*** RAW RECORDS ***

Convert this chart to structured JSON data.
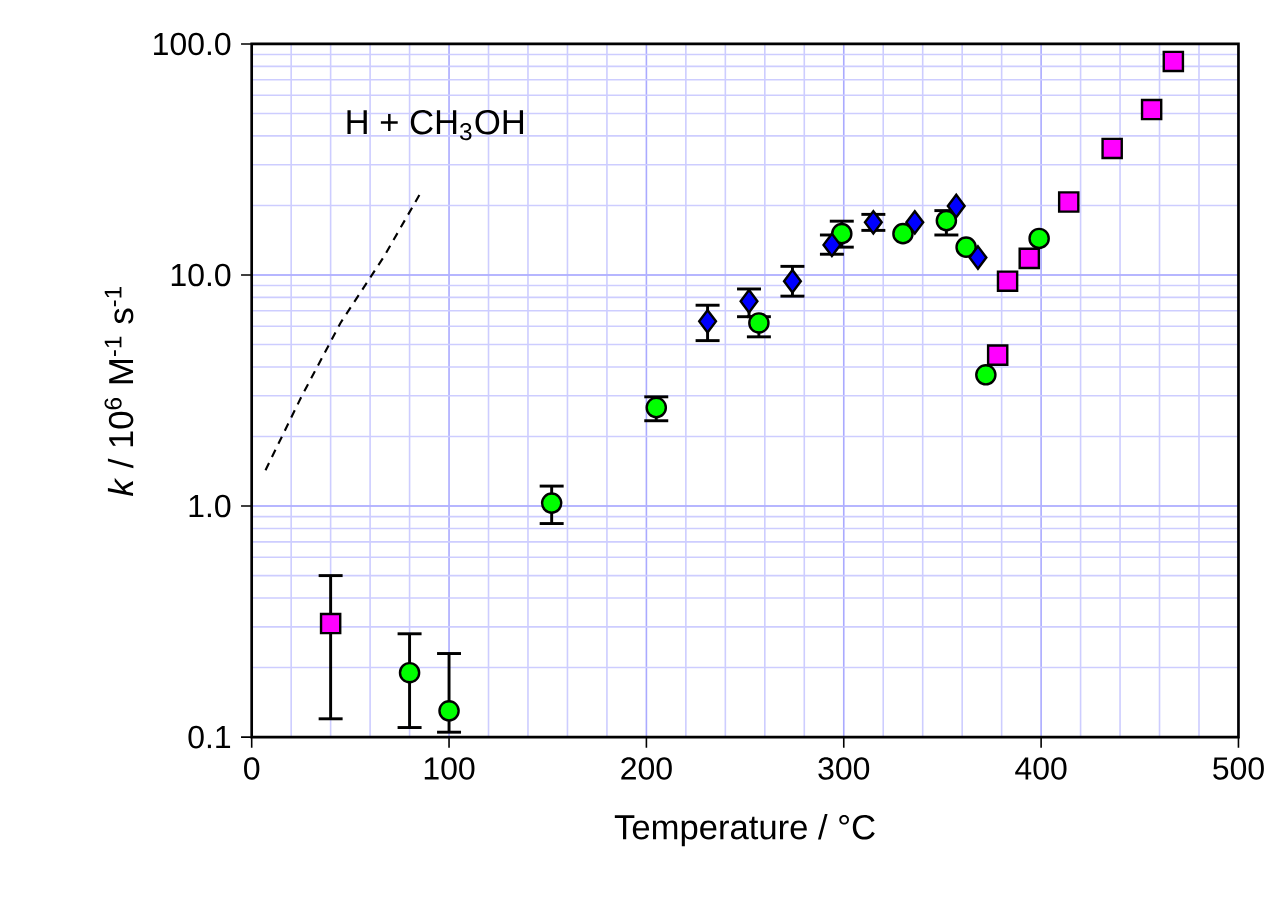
{
  "chart_data": {
    "type": "scatter",
    "xlabel": "Temperature / °C",
    "ylabel": "*k* / 10$^{6}$ M$^{-1}$ s$^{-1}$",
    "log": "y",
    "grid": true,
    "xlim": [
      0,
      500
    ],
    "ylim": [
      0.1,
      100
    ],
    "xticks": [
      0,
      100,
      200,
      300,
      400,
      500
    ],
    "yticks": [
      {
        "value": 0.1,
        "label": "0.1"
      },
      {
        "value": 1,
        "label": "1.0"
      },
      {
        "value": 10,
        "label": "10.0"
      },
      {
        "value": 100,
        "label": "100.0"
      }
    ],
    "annotations": [
      "H + CH$_{3}$OH"
    ],
    "series": [
      {
        "type": "line",
        "color": "#000000",
        "line_style": "dashed",
        "marker": "none",
        "x": [
          7,
          25,
          45,
          67,
          86
        ],
        "values": [
          1.43,
          2.95,
          6.2,
          12,
          23
        ]
      },
      {
        "color": "#00ff00",
        "marker": "circle",
        "x": [
          80,
          100,
          152,
          205,
          257,
          299,
          330,
          352,
          362,
          372,
          399
        ],
        "values": [
          0.19,
          0.13,
          1.03,
          2.67,
          6.2,
          15.1,
          15.1,
          17.2,
          13.2,
          3.7,
          14.4
        ],
        "errors": [
          [
            0.11,
            0.28
          ],
          [
            0.105,
            0.23
          ],
          [
            0.84,
            1.22
          ],
          [
            2.34,
            2.97
          ],
          [
            5.4,
            6.6
          ],
          [
            13.2,
            17.1
          ],
          null,
          [
            14.9,
            19
          ],
          null,
          null,
          null
        ]
      },
      {
        "color": "#0000ff",
        "marker": "diamond",
        "x": [
          231,
          252,
          274,
          294,
          315,
          336,
          357,
          368
        ],
        "values": [
          6.3,
          7.7,
          9.4,
          13.5,
          16.9,
          16.9,
          19.9,
          11.9
        ],
        "errors": [
          [
            5.2,
            7.4
          ],
          [
            6.6,
            8.7
          ],
          [
            8.1,
            10.9
          ],
          [
            12.3,
            14.9
          ],
          [
            15.6,
            18.3
          ],
          null,
          null,
          null
        ]
      },
      {
        "color": "#ff00ff",
        "marker": "square",
        "x": [
          40,
          378,
          383,
          394,
          414,
          436,
          456,
          467
        ],
        "values": [
          0.31,
          4.5,
          9.4,
          11.8,
          20.7,
          35.3,
          52,
          84
        ],
        "errors": [
          [
            0.12,
            0.5
          ],
          null,
          null,
          null,
          null,
          null,
          null,
          null
        ]
      }
    ]
  }
}
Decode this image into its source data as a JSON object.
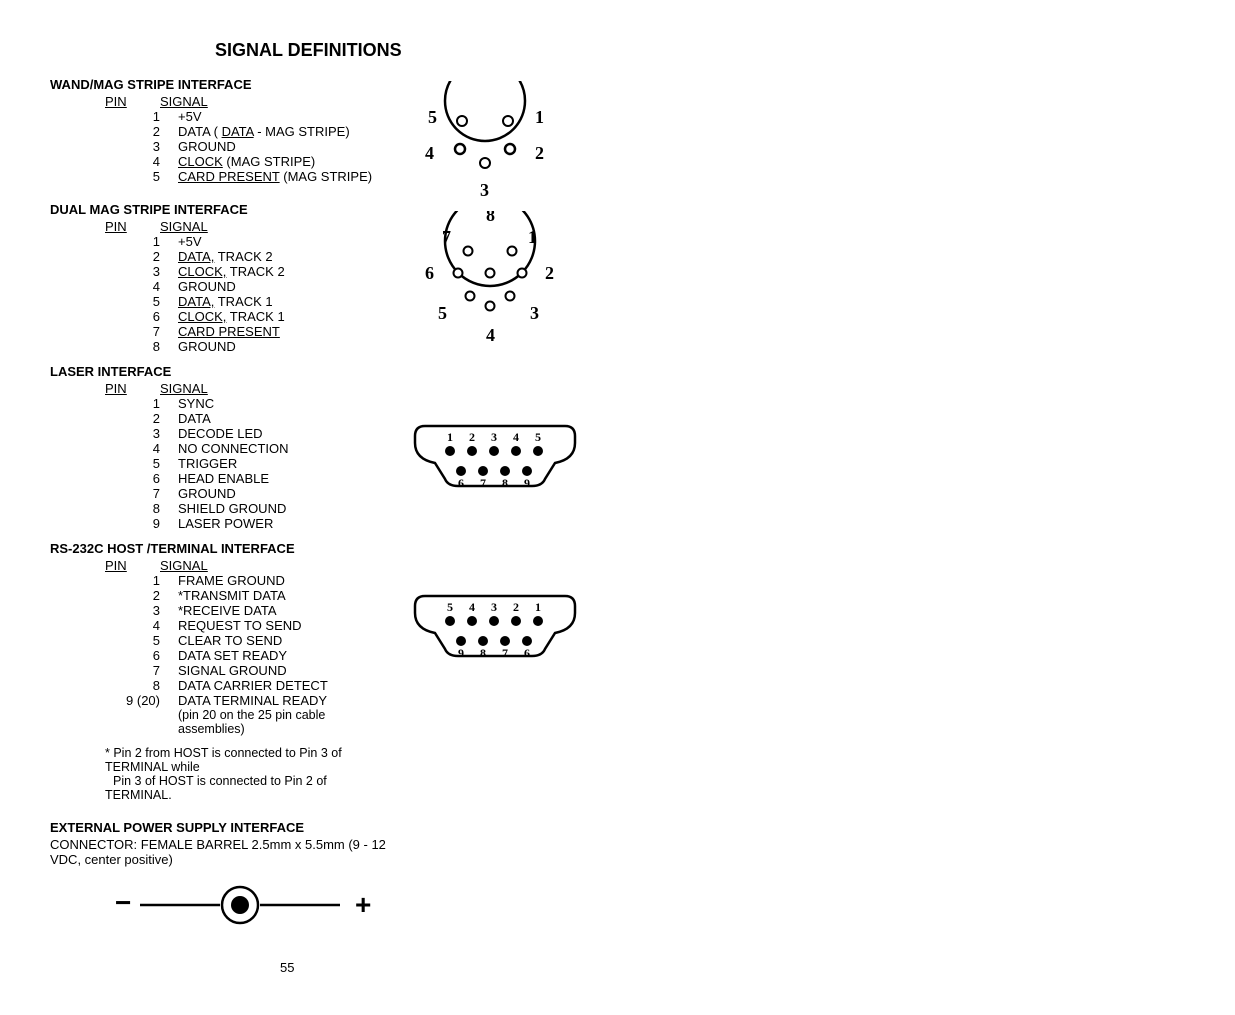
{
  "title": "SIGNAL DEFINITIONS",
  "sections": {
    "wand": {
      "header": "WAND/MAG STRIPE INTERFACE",
      "col_pin": "PIN",
      "col_sig": "SIGNAL",
      "rows": [
        {
          "pin": "1",
          "sig_pre": "",
          "sig_u": "",
          "sig_post": "+5V"
        },
        {
          "pin": "2",
          "sig_pre": "DATA ( ",
          "sig_u": "DATA",
          "sig_post": " - MAG STRIPE)"
        },
        {
          "pin": "3",
          "sig_pre": "",
          "sig_u": "",
          "sig_post": "GROUND"
        },
        {
          "pin": "4",
          "sig_pre": "",
          "sig_u": "CLOCK",
          "sig_post": " (MAG STRIPE)"
        },
        {
          "pin": "5",
          "sig_pre": "",
          "sig_u": "CARD PRESENT",
          "sig_post": " (MAG STRIPE)"
        }
      ]
    },
    "dual": {
      "header": "DUAL MAG STRIPE INTERFACE",
      "col_pin": "PIN",
      "col_sig": "SIGNAL",
      "rows": [
        {
          "pin": "1",
          "sig_pre": "",
          "sig_u": "",
          "sig_post": "+5V"
        },
        {
          "pin": "2",
          "sig_pre": "",
          "sig_u": "DATA,",
          "sig_post": " TRACK 2"
        },
        {
          "pin": "3",
          "sig_pre": "",
          "sig_u": "CLOCK,",
          "sig_post": " TRACK 2"
        },
        {
          "pin": "4",
          "sig_pre": "",
          "sig_u": "",
          "sig_post": "GROUND"
        },
        {
          "pin": "5",
          "sig_pre": "",
          "sig_u": "DATA,",
          "sig_post": " TRACK 1"
        },
        {
          "pin": "6",
          "sig_pre": "",
          "sig_u": "CLOCK,",
          "sig_post": " TRACK 1"
        },
        {
          "pin": "7",
          "sig_pre": "",
          "sig_u": "CARD PRESENT",
          "sig_post": ""
        },
        {
          "pin": "8",
          "sig_pre": "",
          "sig_u": "",
          "sig_post": "GROUND"
        }
      ]
    },
    "laser": {
      "header": "LASER INTERFACE",
      "col_pin": "PIN",
      "col_sig": "SIGNAL",
      "rows": [
        {
          "pin": "1",
          "sig_post": "SYNC"
        },
        {
          "pin": "2",
          "sig_post": "DATA"
        },
        {
          "pin": "3",
          "sig_post": "DECODE LED"
        },
        {
          "pin": "4",
          "sig_post": "NO CONNECTION"
        },
        {
          "pin": "5",
          "sig_post": "TRIGGER"
        },
        {
          "pin": "6",
          "sig_post": "HEAD ENABLE"
        },
        {
          "pin": "7",
          "sig_post": "GROUND"
        },
        {
          "pin": "8",
          "sig_post": "SHIELD GROUND"
        },
        {
          "pin": "9",
          "sig_post": "LASER  POWER"
        }
      ]
    },
    "rs232": {
      "header": "RS-232C HOST /TERMINAL INTERFACE",
      "col_pin": "PIN",
      "col_sig": "SIGNAL",
      "rows": [
        {
          "pin": "1",
          "sig_post": "FRAME GROUND"
        },
        {
          "pin": "2",
          "sig_post": "*TRANSMIT DATA"
        },
        {
          "pin": "3",
          "sig_post": "*RECEIVE DATA"
        },
        {
          "pin": "4",
          "sig_post": "REQUEST TO SEND"
        },
        {
          "pin": "5",
          "sig_post": "CLEAR TO SEND"
        },
        {
          "pin": "6",
          "sig_post": "DATA SET READY"
        },
        {
          "pin": "7",
          "sig_post": "SIGNAL GROUND"
        },
        {
          "pin": "8",
          "sig_post": "DATA CARRIER DETECT"
        },
        {
          "pin": "9 (20)",
          "sig_post": "DATA TERMINAL READY"
        }
      ],
      "note": "(pin 20 on the 25 pin cable assemblies)",
      "footnote1": "* Pin 2 from HOST is connected to Pin 3 of TERMINAL while",
      "footnote2": "Pin 3 of HOST is connected to Pin 2 of TERMINAL."
    },
    "ext": {
      "header": "EXTERNAL POWER SUPPLY INTERFACE",
      "desc": "CONNECTOR: FEMALE BARREL 2.5mm x 5.5mm (9 - 12 VDC,  center positive)",
      "minus": "−",
      "plus": "+"
    }
  },
  "diagrams": {
    "din5": {
      "labels": [
        "1",
        "2",
        "3",
        "4",
        "5"
      ],
      "stroke": "#000000",
      "fill": "#ffffff",
      "label_fontsize": 18,
      "font_family": "Times New Roman, serif",
      "font_weight": "bold"
    },
    "din8": {
      "labels": [
        "1",
        "2",
        "3",
        "4",
        "5",
        "6",
        "7",
        "8"
      ],
      "stroke": "#000000",
      "fill": "#ffffff",
      "label_fontsize": 18,
      "font_family": "Times New Roman, serif",
      "font_weight": "bold"
    },
    "db9_top": {
      "top_labels": [
        "1",
        "2",
        "3",
        "4",
        "5"
      ],
      "bot_labels": [
        "6",
        "7",
        "8",
        "9"
      ],
      "stroke": "#000000",
      "fill": "#000000",
      "label_fontsize": 12,
      "font_family": "Times New Roman, serif",
      "font_weight": "bold"
    },
    "db9_bot": {
      "top_labels": [
        "5",
        "4",
        "3",
        "2",
        "1"
      ],
      "bot_labels": [
        "9",
        "8",
        "7",
        "6"
      ],
      "stroke": "#000000",
      "fill": "#000000",
      "label_fontsize": 12,
      "font_family": "Times New Roman, serif",
      "font_weight": "bold"
    },
    "barrel": {
      "stroke": "#000000",
      "fill": "#000000"
    }
  },
  "page_number": "55"
}
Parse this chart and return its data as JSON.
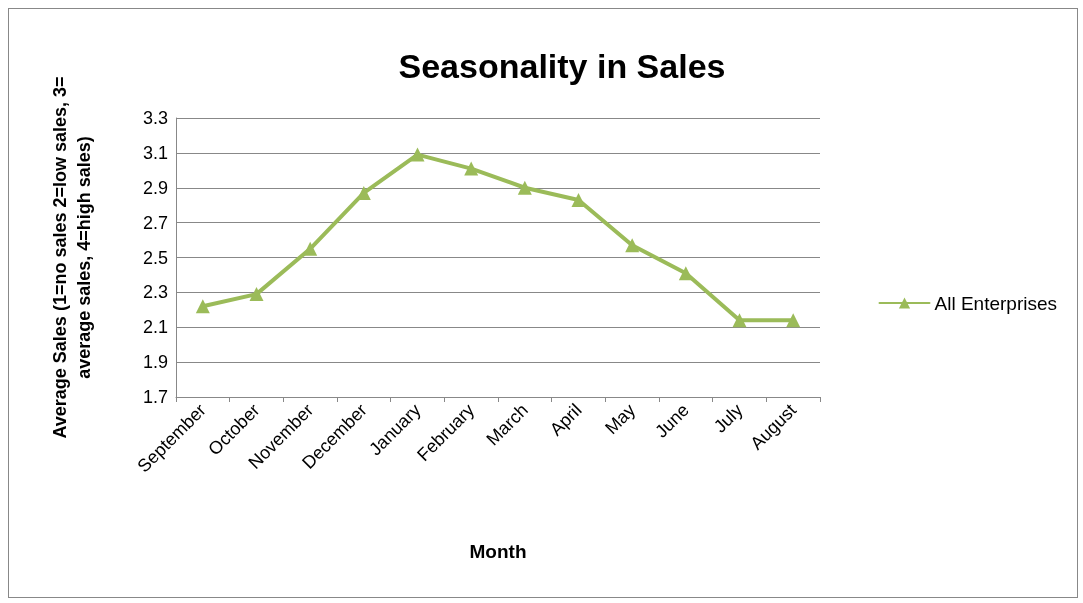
{
  "chart_data": {
    "type": "line",
    "title": "Seasonality in Sales",
    "xlabel": "Month",
    "ylabel": "Average Sales (1=no sales 2=low sales, 3= average sales, 4=high sales)",
    "categories": [
      "September",
      "October",
      "November",
      "December",
      "January",
      "February",
      "March",
      "April",
      "May",
      "June",
      "July",
      "August"
    ],
    "series": [
      {
        "name": "All Enterprises",
        "color": "#9bbb59",
        "values": [
          2.22,
          2.29,
          2.55,
          2.87,
          3.09,
          3.01,
          2.9,
          2.83,
          2.57,
          2.41,
          2.14,
          2.14
        ]
      }
    ],
    "ylim": [
      1.7,
      3.3
    ],
    "yticks": [
      1.7,
      1.9,
      2.1,
      2.3,
      2.5,
      2.7,
      2.9,
      3.1,
      3.3
    ],
    "grid": "y",
    "legend": "right",
    "marker": "triangle",
    "line_style": "solid"
  }
}
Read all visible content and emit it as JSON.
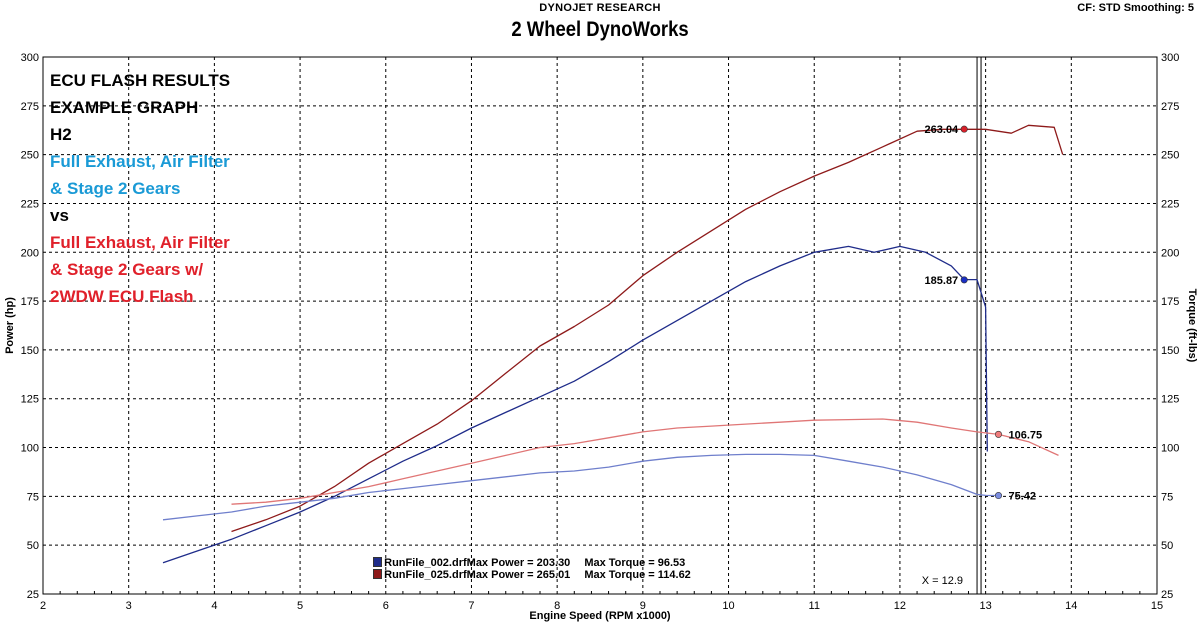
{
  "header": {
    "publisher": "DYNOJET RESEARCH",
    "title": "2 Wheel DynoWorks",
    "settings": "CF: STD  Smoothing: 5"
  },
  "annotations": {
    "lines": [
      {
        "text": "ECU FLASH RESULTS",
        "color": "#000000"
      },
      {
        "text": "EXAMPLE GRAPH",
        "color": "#000000"
      },
      {
        "text": "H2",
        "color": "#000000"
      },
      {
        "text": "Full Exhaust, Air Filter",
        "color": "#1a9ad6"
      },
      {
        "text": "& Stage 2 Gears",
        "color": "#1a9ad6"
      },
      {
        "text": "vs",
        "color": "#000000"
      },
      {
        "text": "Full Exhaust, Air Filter",
        "color": "#e0202a"
      },
      {
        "text": "& Stage 2 Gears w/",
        "color": "#e0202a"
      },
      {
        "text": "2WDW ECU Flash",
        "color": "#e0202a"
      }
    ]
  },
  "legend": [
    {
      "file": "RunFile_002.drf",
      "max_power": "Max Power = 203.30",
      "max_torque": "Max Torque = 96.53",
      "color": "#1f2c8a"
    },
    {
      "file": "RunFile_025.drf",
      "max_power": "Max Power = 265.01",
      "max_torque": "Max Torque = 114.62",
      "color": "#8e1a1a"
    }
  ],
  "chart_data": {
    "type": "line",
    "xlabel": "Engine Speed (RPM x1000)",
    "ylabel": "Power (hp)",
    "ylabel_right": "Torque (ft-lbs)",
    "xlim": [
      2,
      15
    ],
    "ylim": [
      25,
      300
    ],
    "x_ticks": [
      2,
      3,
      4,
      5,
      6,
      7,
      8,
      9,
      10,
      11,
      12,
      13,
      14,
      15
    ],
    "y_ticks": [
      25,
      50,
      75,
      100,
      125,
      150,
      175,
      200,
      225,
      250,
      275,
      300
    ],
    "grid": true,
    "cursor": {
      "x": 12.9,
      "label": "X = 12.9"
    },
    "series": [
      {
        "name": "RunFile_002.drf Power",
        "color": "#1f2c8a",
        "x": [
          3.4,
          3.8,
          4.2,
          4.6,
          5.0,
          5.4,
          5.8,
          6.2,
          6.6,
          7.0,
          7.4,
          7.8,
          8.2,
          8.6,
          9.0,
          9.4,
          9.8,
          10.2,
          10.6,
          11.0,
          11.4,
          11.7,
          12.0,
          12.3,
          12.6,
          12.75,
          12.9,
          13.0,
          13.02
        ],
        "y": [
          41,
          47,
          53,
          60,
          67,
          75,
          84,
          93,
          101,
          110,
          118,
          126,
          134,
          144,
          155,
          165,
          175,
          185,
          193,
          200,
          203,
          200,
          203,
          200,
          193,
          186,
          186,
          172,
          98
        ]
      },
      {
        "name": "RunFile_025.drf Power",
        "color": "#8e1a1a",
        "x": [
          4.2,
          4.6,
          5.0,
          5.4,
          5.8,
          6.2,
          6.6,
          7.0,
          7.4,
          7.8,
          8.2,
          8.6,
          9.0,
          9.4,
          9.8,
          10.2,
          10.6,
          11.0,
          11.4,
          11.8,
          12.2,
          12.5,
          12.75,
          13.0,
          13.3,
          13.5,
          13.8,
          13.9
        ],
        "y": [
          57,
          63,
          70,
          80,
          92,
          102,
          112,
          124,
          138,
          152,
          162,
          173,
          188,
          200,
          211,
          222,
          231,
          239,
          246,
          254,
          262,
          263,
          263,
          263,
          261,
          265,
          264,
          250
        ]
      },
      {
        "name": "RunFile_002.drf Torque",
        "color": "#6f7fcc",
        "x": [
          3.4,
          3.8,
          4.2,
          4.6,
          5.0,
          5.4,
          5.8,
          6.2,
          6.6,
          7.0,
          7.4,
          7.8,
          8.2,
          8.6,
          9.0,
          9.4,
          9.8,
          10.2,
          10.6,
          11.0,
          11.4,
          11.8,
          12.2,
          12.6,
          12.9,
          13.0,
          13.15
        ],
        "y": [
          63,
          65,
          67,
          70,
          72,
          74,
          77,
          79,
          81,
          83,
          85,
          87,
          88,
          90,
          93,
          95,
          96,
          96.5,
          96.5,
          96,
          93,
          90,
          86,
          81,
          76,
          75.5,
          75.42
        ]
      },
      {
        "name": "RunFile_025.drf Torque",
        "color": "#e07676",
        "x": [
          4.2,
          4.6,
          5.0,
          5.4,
          5.8,
          6.2,
          6.6,
          7.0,
          7.4,
          7.8,
          8.2,
          8.6,
          9.0,
          9.4,
          9.8,
          10.2,
          10.6,
          11.0,
          11.4,
          11.8,
          12.2,
          12.6,
          12.9,
          13.15,
          13.5,
          13.85
        ],
        "y": [
          71,
          72,
          74,
          77,
          80,
          84,
          88,
          92,
          96,
          100,
          102,
          105,
          108,
          110,
          111,
          112,
          113,
          114,
          114.3,
          114.6,
          113,
          110,
          108,
          106.75,
          103,
          96
        ]
      }
    ],
    "markers": [
      {
        "label": "263.04",
        "x": 12.75,
        "y": 263.04,
        "color": "#d8202a",
        "side": "left"
      },
      {
        "label": "185.87",
        "x": 12.75,
        "y": 185.87,
        "color": "#1a2fc4",
        "side": "left"
      },
      {
        "label": "106.75",
        "x": 13.15,
        "y": 106.75,
        "color": "#f07b7b",
        "side": "right"
      },
      {
        "label": "75.42",
        "x": 13.15,
        "y": 75.42,
        "color": "#7b8de0",
        "side": "right"
      }
    ]
  }
}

***

WRITTEN INSTRUCTION → Supply the count of lines in the entries that contain the word "Stage", and nothing besides.

SOLUTION FOR THIS TASK → 2